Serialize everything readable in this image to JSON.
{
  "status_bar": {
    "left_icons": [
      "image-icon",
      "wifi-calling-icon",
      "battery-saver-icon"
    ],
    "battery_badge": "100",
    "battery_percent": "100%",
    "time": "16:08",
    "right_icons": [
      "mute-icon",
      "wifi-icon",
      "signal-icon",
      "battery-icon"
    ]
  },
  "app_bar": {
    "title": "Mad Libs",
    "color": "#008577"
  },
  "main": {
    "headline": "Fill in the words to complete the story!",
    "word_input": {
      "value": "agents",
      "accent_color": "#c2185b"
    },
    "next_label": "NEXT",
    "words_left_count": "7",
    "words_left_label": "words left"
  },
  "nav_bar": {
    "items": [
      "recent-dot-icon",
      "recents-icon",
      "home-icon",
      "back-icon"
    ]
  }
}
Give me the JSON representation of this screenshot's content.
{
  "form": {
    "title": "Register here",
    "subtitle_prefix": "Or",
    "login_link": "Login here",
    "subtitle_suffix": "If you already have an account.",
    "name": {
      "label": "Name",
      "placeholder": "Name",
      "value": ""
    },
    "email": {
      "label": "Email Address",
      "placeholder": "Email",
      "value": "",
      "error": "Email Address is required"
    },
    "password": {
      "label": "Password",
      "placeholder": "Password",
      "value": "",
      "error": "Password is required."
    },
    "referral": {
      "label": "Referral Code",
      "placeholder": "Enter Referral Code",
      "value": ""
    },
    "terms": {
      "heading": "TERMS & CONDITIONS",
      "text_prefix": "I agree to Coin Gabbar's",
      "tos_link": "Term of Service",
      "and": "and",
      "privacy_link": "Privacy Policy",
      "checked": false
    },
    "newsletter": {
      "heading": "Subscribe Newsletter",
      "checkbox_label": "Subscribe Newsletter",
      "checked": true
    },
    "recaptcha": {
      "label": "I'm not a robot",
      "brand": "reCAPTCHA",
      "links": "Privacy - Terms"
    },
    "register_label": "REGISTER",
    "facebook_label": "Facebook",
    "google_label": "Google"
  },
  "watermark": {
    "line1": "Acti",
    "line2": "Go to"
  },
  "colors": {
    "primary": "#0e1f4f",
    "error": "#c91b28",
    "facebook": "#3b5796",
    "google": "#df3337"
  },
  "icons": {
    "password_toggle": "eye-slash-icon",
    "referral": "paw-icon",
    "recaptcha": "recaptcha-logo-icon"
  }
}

***

## Task brief
Note every line above where the string "Privacy" shows up, and copy those lines.

## Solution for this task
      "privacy_link": "Privacy Policy",
      "links": "Privacy - Terms"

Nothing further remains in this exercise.